### EXERCISE AIM
List the lines of this listing that hold the word "Philosopher".

------ INFORMATION PROVIDED ------

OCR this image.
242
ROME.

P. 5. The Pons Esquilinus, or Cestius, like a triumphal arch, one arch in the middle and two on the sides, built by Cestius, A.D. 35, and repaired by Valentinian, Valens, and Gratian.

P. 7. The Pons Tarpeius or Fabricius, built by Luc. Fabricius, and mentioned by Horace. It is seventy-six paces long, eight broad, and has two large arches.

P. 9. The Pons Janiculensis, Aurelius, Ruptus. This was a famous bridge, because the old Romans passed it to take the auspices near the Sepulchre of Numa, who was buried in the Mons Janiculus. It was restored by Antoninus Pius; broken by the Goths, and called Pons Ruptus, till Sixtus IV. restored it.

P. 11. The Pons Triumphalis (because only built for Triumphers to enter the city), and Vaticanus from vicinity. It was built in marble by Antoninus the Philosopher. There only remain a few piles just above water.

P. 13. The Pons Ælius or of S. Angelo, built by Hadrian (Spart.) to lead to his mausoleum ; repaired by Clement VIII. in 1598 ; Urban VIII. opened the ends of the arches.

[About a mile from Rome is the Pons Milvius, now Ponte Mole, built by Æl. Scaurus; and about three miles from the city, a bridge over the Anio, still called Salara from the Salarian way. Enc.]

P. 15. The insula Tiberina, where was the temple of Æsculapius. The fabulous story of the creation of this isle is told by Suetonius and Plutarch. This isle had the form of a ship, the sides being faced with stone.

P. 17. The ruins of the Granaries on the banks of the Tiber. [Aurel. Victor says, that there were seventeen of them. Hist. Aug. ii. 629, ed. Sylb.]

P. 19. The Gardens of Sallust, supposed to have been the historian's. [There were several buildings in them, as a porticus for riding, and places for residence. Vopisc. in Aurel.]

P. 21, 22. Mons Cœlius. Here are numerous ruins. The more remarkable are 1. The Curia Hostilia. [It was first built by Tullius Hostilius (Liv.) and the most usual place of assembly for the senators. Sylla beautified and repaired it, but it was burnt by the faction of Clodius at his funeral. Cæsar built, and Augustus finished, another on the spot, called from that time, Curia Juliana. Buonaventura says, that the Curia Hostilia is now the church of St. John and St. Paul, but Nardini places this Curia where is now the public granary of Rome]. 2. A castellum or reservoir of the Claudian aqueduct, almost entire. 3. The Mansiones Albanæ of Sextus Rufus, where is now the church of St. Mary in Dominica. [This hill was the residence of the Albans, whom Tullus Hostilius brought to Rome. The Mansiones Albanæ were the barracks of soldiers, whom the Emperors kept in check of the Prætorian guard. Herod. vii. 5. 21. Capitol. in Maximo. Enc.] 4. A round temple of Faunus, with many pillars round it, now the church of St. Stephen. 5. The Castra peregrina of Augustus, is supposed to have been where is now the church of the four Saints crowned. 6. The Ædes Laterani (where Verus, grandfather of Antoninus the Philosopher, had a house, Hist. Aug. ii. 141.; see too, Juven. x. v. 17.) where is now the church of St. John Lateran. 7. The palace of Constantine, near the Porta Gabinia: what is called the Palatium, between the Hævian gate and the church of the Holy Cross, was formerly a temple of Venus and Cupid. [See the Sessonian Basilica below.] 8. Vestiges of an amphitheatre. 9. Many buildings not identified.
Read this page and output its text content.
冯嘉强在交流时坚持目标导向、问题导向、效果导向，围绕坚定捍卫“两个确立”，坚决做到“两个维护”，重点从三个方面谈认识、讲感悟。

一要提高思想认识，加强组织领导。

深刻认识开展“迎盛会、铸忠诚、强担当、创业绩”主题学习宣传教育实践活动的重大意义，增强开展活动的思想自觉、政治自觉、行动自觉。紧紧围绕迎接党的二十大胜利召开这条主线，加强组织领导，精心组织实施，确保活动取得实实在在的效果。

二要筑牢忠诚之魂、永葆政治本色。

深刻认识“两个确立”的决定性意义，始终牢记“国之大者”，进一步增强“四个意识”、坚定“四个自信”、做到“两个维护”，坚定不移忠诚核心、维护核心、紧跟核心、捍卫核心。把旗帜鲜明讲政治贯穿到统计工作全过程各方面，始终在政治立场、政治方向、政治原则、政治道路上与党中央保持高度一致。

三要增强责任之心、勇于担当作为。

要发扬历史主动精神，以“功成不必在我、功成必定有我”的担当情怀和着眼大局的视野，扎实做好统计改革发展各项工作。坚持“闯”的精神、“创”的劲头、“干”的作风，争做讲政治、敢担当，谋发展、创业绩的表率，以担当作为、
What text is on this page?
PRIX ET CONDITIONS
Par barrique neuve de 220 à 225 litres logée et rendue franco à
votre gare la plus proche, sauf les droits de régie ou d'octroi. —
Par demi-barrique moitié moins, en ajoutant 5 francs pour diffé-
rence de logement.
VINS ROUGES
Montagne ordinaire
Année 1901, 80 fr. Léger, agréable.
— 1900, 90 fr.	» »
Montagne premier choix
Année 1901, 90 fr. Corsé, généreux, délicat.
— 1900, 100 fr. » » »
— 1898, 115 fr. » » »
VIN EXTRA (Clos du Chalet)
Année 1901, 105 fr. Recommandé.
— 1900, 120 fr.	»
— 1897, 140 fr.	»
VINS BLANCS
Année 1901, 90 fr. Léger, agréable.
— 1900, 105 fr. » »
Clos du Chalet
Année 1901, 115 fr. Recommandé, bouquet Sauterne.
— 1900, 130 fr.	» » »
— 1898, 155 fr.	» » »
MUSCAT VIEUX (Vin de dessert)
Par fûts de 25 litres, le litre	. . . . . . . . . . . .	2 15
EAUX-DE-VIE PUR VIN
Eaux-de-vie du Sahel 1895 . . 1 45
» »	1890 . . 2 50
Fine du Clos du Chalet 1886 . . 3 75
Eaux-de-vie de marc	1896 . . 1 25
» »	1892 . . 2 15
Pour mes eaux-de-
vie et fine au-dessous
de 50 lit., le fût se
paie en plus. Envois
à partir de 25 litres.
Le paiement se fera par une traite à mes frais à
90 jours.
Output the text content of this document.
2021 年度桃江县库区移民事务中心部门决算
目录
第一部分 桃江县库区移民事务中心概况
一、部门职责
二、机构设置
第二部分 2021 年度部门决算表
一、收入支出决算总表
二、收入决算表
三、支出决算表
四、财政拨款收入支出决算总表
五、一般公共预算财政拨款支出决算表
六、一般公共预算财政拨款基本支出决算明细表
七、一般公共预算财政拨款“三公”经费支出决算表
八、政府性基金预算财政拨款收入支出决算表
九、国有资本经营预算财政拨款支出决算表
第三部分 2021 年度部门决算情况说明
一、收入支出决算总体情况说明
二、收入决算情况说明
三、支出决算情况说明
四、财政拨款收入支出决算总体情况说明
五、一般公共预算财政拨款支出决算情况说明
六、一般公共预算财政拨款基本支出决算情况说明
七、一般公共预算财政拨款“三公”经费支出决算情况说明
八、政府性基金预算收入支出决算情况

------

### RESPONSE
P. 11. The Pons Triumphalis (because only built for Triumphers to enter the city), and Vaticanus from vicinity. It was built in marble by Antoninus the Philosopher. There only remain a few piles just above water.
P. 21, 22. Mons Cœlius. Here are numerous ruins. The more remarkable are 1. The Curia Hostilia. [It was first built by Tullius Hostilius (Liv.) and the most usual place of assembly for the senators. Sylla beautified and repaired it, but it was burnt by the faction of Clodius at his funeral. Cæsar built, and Augustus finished, another on the spot, called from that time, Curia Juliana. Buonaventura says, that the Curia Hostilia is now the church of St. John and St. Paul, but Nardini places this Curia where is now the public granary of Rome]. 2. A castellum or reservoir of the Claudian aqueduct, almost entire. 3. The Mansiones Albanæ of Sextus Rufus, where is now the church of St. Mary in Dominica. [This hill was the residence of the Albans, whom Tullus Hostilius brought to Rome. The Mansiones Albanæ were the barracks of soldiers, whom the Emperors kept in check of the Prætorian guard. Herod. vii. 5. 21. Capitol. in Maximo. Enc.] 4. A round temple of Faunus, with many pillars round it, now the church of St. Stephen. 5. The Castra peregrina of Augustus, is supposed to have been where is now the church of the four Saints crowned. 6. The Ædes Laterani (where Verus, grandfather of Antoninus the Philosopher, had a house, Hist. Aug. ii. 141.; see too, Juven. x. v. 17.) where is now the church of St. John Lateran. 7. The palace of Constantine, near the Porta Gabinia: what is called the Palatium, between the Hævian gate and the church of the Holy Cross, was formerly a temple of Venus and Cupid. [See the Sessonian Basilica below.] 8. Vestiges of an amphitheatre. 9. Many buildings not identified.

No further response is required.